## TASK REQUIREMENTS
Images are not part of the copy; transcribe all the data exactly.

## DATA SECTION
•••••
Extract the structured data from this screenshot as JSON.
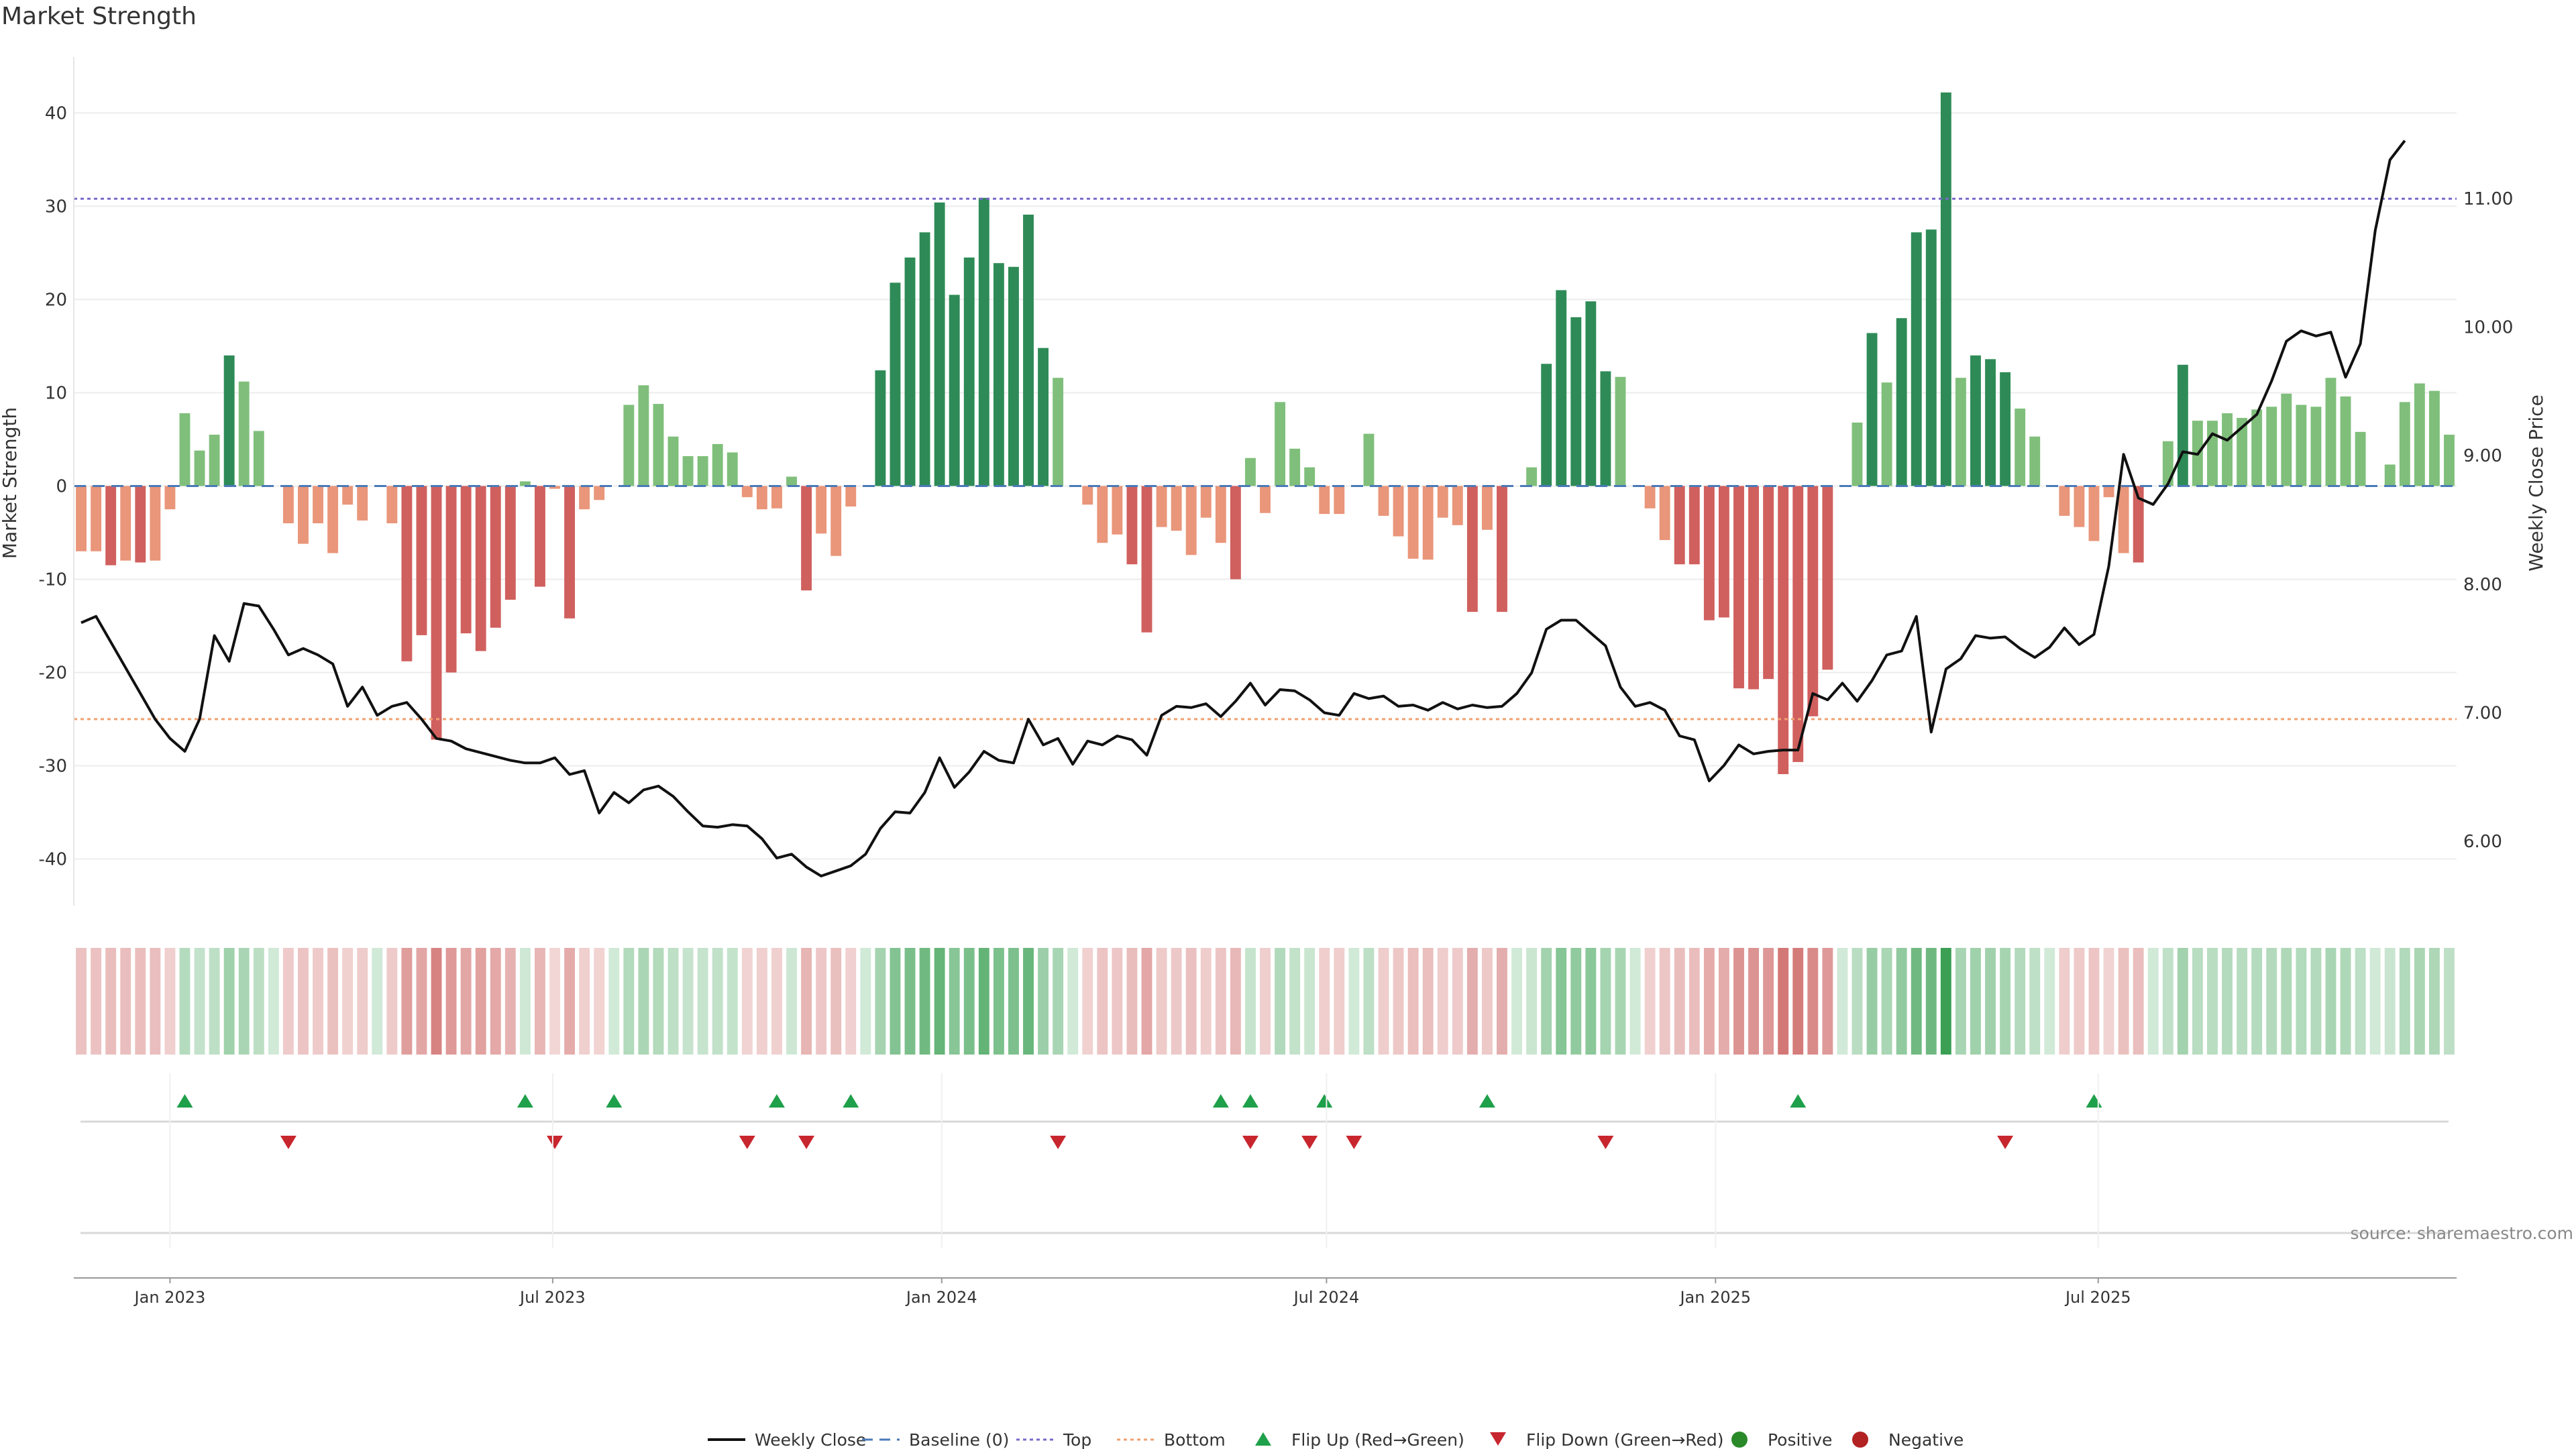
{
  "title": "Market Strength",
  "source": "source: sharemaestro.com",
  "colors": {
    "pos_strong": "#2e8b57",
    "pos_weak": "#7fbf7b",
    "neg_strong": "#d0605e",
    "neg_weak": "#e9967a",
    "price_line": "#111111",
    "top_line": "#7b68c8",
    "bottom_line": "#f0a070",
    "baseline": "#4a7ab8",
    "flip_up": "#1fa04a",
    "flip_down": "#c8262e",
    "positive_dot": "#2a8a2a",
    "negative_dot": "#b22222"
  },
  "legend": [
    {
      "key": "line",
      "label": "Weekly Close"
    },
    {
      "key": "baseline",
      "label": "Baseline (0)"
    },
    {
      "key": "top",
      "label": "Top"
    },
    {
      "key": "bottom",
      "label": "Bottom"
    },
    {
      "key": "flip_up",
      "label": "Flip Up (Red→Green)"
    },
    {
      "key": "flip_down",
      "label": "Flip Down (Green→Red)"
    },
    {
      "key": "positive",
      "label": "Positive"
    },
    {
      "key": "negative",
      "label": "Negative"
    }
  ],
  "chart_data": {
    "type": "bar",
    "ylabel": "Market Strength",
    "y2label": "Weekly Close Price",
    "ylim": [
      -45,
      46
    ],
    "yticks": [
      -40,
      -30,
      -20,
      -10,
      0,
      10,
      20,
      30,
      40
    ],
    "y2lim": [
      5.5,
      12.1
    ],
    "y2ticks": [
      "6.00",
      "7.00",
      "8.00",
      "9.00",
      "10.00",
      "11.00"
    ],
    "top_level": 30.8,
    "bottom_level": -25,
    "start_date": "2022-11-20",
    "xticks": [
      {
        "date": "2023-01-01",
        "label": "Jan 2023"
      },
      {
        "date": "2023-07-01",
        "label": "Jul 2023"
      },
      {
        "date": "2024-01-01",
        "label": "Jan 2024"
      },
      {
        "date": "2024-07-01",
        "label": "Jul 2024"
      },
      {
        "date": "2025-01-01",
        "label": "Jan 2025"
      },
      {
        "date": "2025-07-01",
        "label": "Jul 2025"
      }
    ],
    "strength": [
      -7,
      -7,
      -8.5,
      -8,
      -8.2,
      -8,
      -2.5,
      7.8,
      3.8,
      5.5,
      14,
      11.2,
      5.9,
      0,
      -4,
      -6.2,
      -4,
      -7.2,
      -2,
      -3.7,
      0,
      -4,
      -18.8,
      -16,
      -27.2,
      -20,
      -15.8,
      -17.7,
      -15.2,
      -12.2,
      0.5,
      -10.8,
      -0.3,
      -14.2,
      -2.5,
      -1.5,
      0,
      8.7,
      10.8,
      8.8,
      5.3,
      3.2,
      3.2,
      4.5,
      3.6,
      -1.2,
      -2.5,
      -2.4,
      1,
      -11.2,
      -5.1,
      -7.5,
      -2.2,
      0,
      12.4,
      21.8,
      24.5,
      27.2,
      30.4,
      20.5,
      24.5,
      30.9,
      23.9,
      23.5,
      29.1,
      14.8,
      11.6,
      0,
      -2,
      -6.1,
      -5.2,
      -8.4,
      -15.7,
      -4.4,
      -4.8,
      -7.4,
      -3.4,
      -6.1,
      -10,
      3,
      -2.9,
      9,
      4,
      2,
      -3,
      -3,
      0,
      5.6,
      -3.2,
      -5.4,
      -7.8,
      -7.9,
      -3.4,
      -4.2,
      -13.5,
      -4.7,
      -13.5,
      0,
      2,
      13.1,
      21,
      18.1,
      19.8,
      12.3,
      11.7,
      0,
      -2.4,
      -5.8,
      -8.4,
      -8.4,
      -14.4,
      -14.1,
      -21.7,
      -21.8,
      -20.7,
      -30.9,
      -29.6,
      -24.7,
      -19.7,
      0,
      6.8,
      16.4,
      11.1,
      18,
      27.2,
      27.5,
      42.2,
      11.6,
      14,
      13.6,
      12.2,
      8.3,
      5.3,
      0,
      -3.2,
      -4.4,
      -5.9,
      -1.2,
      -7.2,
      -8.2,
      0,
      4.8,
      13,
      7,
      7,
      7.8,
      7.3,
      8.2,
      8.5,
      9.9,
      8.7,
      8.5,
      11.6,
      9.6,
      5.8,
      0,
      2.3,
      9,
      11,
      10.2,
      5.5
    ],
    "weekly_close": [
      7.7,
      7.75,
      7.55,
      7.35,
      7.15,
      6.95,
      6.8,
      6.7,
      6.95,
      7.6,
      7.4,
      7.85,
      7.83,
      7.65,
      7.45,
      7.5,
      7.45,
      7.38,
      7.05,
      7.2,
      6.98,
      7.05,
      7.08,
      6.95,
      6.8,
      6.78,
      6.72,
      6.69,
      6.66,
      6.63,
      6.61,
      6.61,
      6.65,
      6.52,
      6.55,
      6.22,
      6.38,
      6.3,
      6.4,
      6.43,
      6.35,
      6.23,
      6.12,
      6.11,
      6.13,
      6.12,
      6.02,
      5.87,
      5.9,
      5.8,
      5.73,
      5.77,
      5.81,
      5.9,
      6.1,
      6.23,
      6.22,
      6.38,
      6.65,
      6.42,
      6.54,
      6.7,
      6.63,
      6.61,
      6.95,
      6.75,
      6.8,
      6.6,
      6.78,
      6.75,
      6.82,
      6.79,
      6.67,
      6.98,
      7.05,
      7.04,
      7.07,
      6.97,
      7.09,
      7.23,
      7.06,
      7.18,
      7.17,
      7.1,
      7.0,
      6.98,
      7.15,
      7.11,
      7.13,
      7.05,
      7.06,
      7.02,
      7.08,
      7.03,
      7.06,
      7.04,
      7.05,
      7.15,
      7.31,
      7.65,
      7.72,
      7.72,
      7.62,
      7.52,
      7.2,
      7.05,
      7.08,
      7.02,
      6.82,
      6.79,
      6.47,
      6.59,
      6.75,
      6.68,
      6.7,
      6.71,
      6.71,
      7.15,
      7.1,
      7.23,
      7.09,
      7.25,
      7.45,
      7.48,
      7.75,
      6.85,
      7.34,
      7.42,
      7.6,
      7.58,
      7.59,
      7.5,
      7.43,
      7.51,
      7.66,
      7.53,
      7.61,
      8.14,
      9.01,
      8.67,
      8.62,
      8.78,
      9.03,
      9.01,
      9.17,
      9.12,
      9.22,
      9.32,
      9.58,
      9.89,
      9.97,
      9.93,
      9.96,
      9.61,
      9.87,
      10.75,
      11.3,
      11.45
    ],
    "flip_up_weeks": [
      7,
      30,
      36,
      47,
      52,
      77,
      79,
      84,
      95,
      116,
      136
    ],
    "flip_down_weeks": [
      14,
      32,
      45,
      49,
      66,
      79,
      83,
      86,
      103,
      130
    ]
  }
}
•••••
## FINISHED ANSWER
Extract the structured data from this screenshot as JSON.
{
  "title": "Market Strength",
  "source": "source: sharemaestro.com",
  "colors": {
    "pos_strong": "#2e8b57",
    "pos_weak": "#7fbf7b",
    "neg_strong": "#d0605e",
    "neg_weak": "#e9967a",
    "price_line": "#111111",
    "top_line": "#7b68c8",
    "bottom_line": "#f0a070",
    "baseline": "#4a7ab8",
    "flip_up": "#1fa04a",
    "flip_down": "#c8262e",
    "positive_dot": "#2a8a2a",
    "negative_dot": "#b22222"
  },
  "legend": [
    {
      "key": "line",
      "label": "Weekly Close"
    },
    {
      "key": "baseline",
      "label": "Baseline (0)"
    },
    {
      "key": "top",
      "label": "Top"
    },
    {
      "key": "bottom",
      "label": "Bottom"
    },
    {
      "key": "flip_up",
      "label": "Flip Up (Red→Green)"
    },
    {
      "key": "flip_down",
      "label": "Flip Down (Green→Red)"
    },
    {
      "key": "positive",
      "label": "Positive"
    },
    {
      "key": "negative",
      "label": "Negative"
    }
  ],
  "chart_data": {
    "type": "bar",
    "ylabel": "Market Strength",
    "y2label": "Weekly Close Price",
    "ylim": [
      -45,
      46
    ],
    "yticks": [
      -40,
      -30,
      -20,
      -10,
      0,
      10,
      20,
      30,
      40
    ],
    "y2lim": [
      5.5,
      12.1
    ],
    "y2ticks": [
      "6.00",
      "7.00",
      "8.00",
      "9.00",
      "10.00",
      "11.00"
    ],
    "top_level": 30.8,
    "bottom_level": -25,
    "start_date": "2022-11-20",
    "xticks": [
      {
        "date": "2023-01-01",
        "label": "Jan 2023"
      },
      {
        "date": "2023-07-01",
        "label": "Jul 2023"
      },
      {
        "date": "2024-01-01",
        "label": "Jan 2024"
      },
      {
        "date": "2024-07-01",
        "label": "Jul 2024"
      },
      {
        "date": "2025-01-01",
        "label": "Jan 2025"
      },
      {
        "date": "2025-07-01",
        "label": "Jul 2025"
      }
    ],
    "strength": [
      -7,
      -7,
      -8.5,
      -8,
      -8.2,
      -8,
      -2.5,
      7.8,
      3.8,
      5.5,
      14,
      11.2,
      5.9,
      0,
      -4,
      -6.2,
      -4,
      -7.2,
      -2,
      -3.7,
      0,
      -4,
      -18.8,
      -16,
      -27.2,
      -20,
      -15.8,
      -17.7,
      -15.2,
      -12.2,
      0.5,
      -10.8,
      -0.3,
      -14.2,
      -2.5,
      -1.5,
      0,
      8.7,
      10.8,
      8.8,
      5.3,
      3.2,
      3.2,
      4.5,
      3.6,
      -1.2,
      -2.5,
      -2.4,
      1,
      -11.2,
      -5.1,
      -7.5,
      -2.2,
      0,
      12.4,
      21.8,
      24.5,
      27.2,
      30.4,
      20.5,
      24.5,
      30.9,
      23.9,
      23.5,
      29.1,
      14.8,
      11.6,
      0,
      -2,
      -6.1,
      -5.2,
      -8.4,
      -15.7,
      -4.4,
      -4.8,
      -7.4,
      -3.4,
      -6.1,
      -10,
      3,
      -2.9,
      9,
      4,
      2,
      -3,
      -3,
      0,
      5.6,
      -3.2,
      -5.4,
      -7.8,
      -7.9,
      -3.4,
      -4.2,
      -13.5,
      -4.7,
      -13.5,
      0,
      2,
      13.1,
      21,
      18.1,
      19.8,
      12.3,
      11.7,
      0,
      -2.4,
      -5.8,
      -8.4,
      -8.4,
      -14.4,
      -14.1,
      -21.7,
      -21.8,
      -20.7,
      -30.9,
      -29.6,
      -24.7,
      -19.7,
      0,
      6.8,
      16.4,
      11.1,
      18,
      27.2,
      27.5,
      42.2,
      11.6,
      14,
      13.6,
      12.2,
      8.3,
      5.3,
      0,
      -3.2,
      -4.4,
      -5.9,
      -1.2,
      -7.2,
      -8.2,
      0,
      4.8,
      13,
      7,
      7,
      7.8,
      7.3,
      8.2,
      8.5,
      9.9,
      8.7,
      8.5,
      11.6,
      9.6,
      5.8,
      0,
      2.3,
      9,
      11,
      10.2,
      5.5
    ],
    "weekly_close": [
      7.7,
      7.75,
      7.55,
      7.35,
      7.15,
      6.95,
      6.8,
      6.7,
      6.95,
      7.6,
      7.4,
      7.85,
      7.83,
      7.65,
      7.45,
      7.5,
      7.45,
      7.38,
      7.05,
      7.2,
      6.98,
      7.05,
      7.08,
      6.95,
      6.8,
      6.78,
      6.72,
      6.69,
      6.66,
      6.63,
      6.61,
      6.61,
      6.65,
      6.52,
      6.55,
      6.22,
      6.38,
      6.3,
      6.4,
      6.43,
      6.35,
      6.23,
      6.12,
      6.11,
      6.13,
      6.12,
      6.02,
      5.87,
      5.9,
      5.8,
      5.73,
      5.77,
      5.81,
      5.9,
      6.1,
      6.23,
      6.22,
      6.38,
      6.65,
      6.42,
      6.54,
      6.7,
      6.63,
      6.61,
      6.95,
      6.75,
      6.8,
      6.6,
      6.78,
      6.75,
      6.82,
      6.79,
      6.67,
      6.98,
      7.05,
      7.04,
      7.07,
      6.97,
      7.09,
      7.23,
      7.06,
      7.18,
      7.17,
      7.1,
      7.0,
      6.98,
      7.15,
      7.11,
      7.13,
      7.05,
      7.06,
      7.02,
      7.08,
      7.03,
      7.06,
      7.04,
      7.05,
      7.15,
      7.31,
      7.65,
      7.72,
      7.72,
      7.62,
      7.52,
      7.2,
      7.05,
      7.08,
      7.02,
      6.82,
      6.79,
      6.47,
      6.59,
      6.75,
      6.68,
      6.7,
      6.71,
      6.71,
      7.15,
      7.1,
      7.23,
      7.09,
      7.25,
      7.45,
      7.48,
      7.75,
      6.85,
      7.34,
      7.42,
      7.6,
      7.58,
      7.59,
      7.5,
      7.43,
      7.51,
      7.66,
      7.53,
      7.61,
      8.14,
      9.01,
      8.67,
      8.62,
      8.78,
      9.03,
      9.01,
      9.17,
      9.12,
      9.22,
      9.32,
      9.58,
      9.89,
      9.97,
      9.93,
      9.96,
      9.61,
      9.87,
      10.75,
      11.3,
      11.45
    ],
    "flip_up_weeks": [
      7,
      30,
      36,
      47,
      52,
      77,
      79,
      84,
      95,
      116,
      136
    ],
    "flip_down_weeks": [
      14,
      32,
      45,
      49,
      66,
      79,
      83,
      86,
      103,
      130
    ]
  }
}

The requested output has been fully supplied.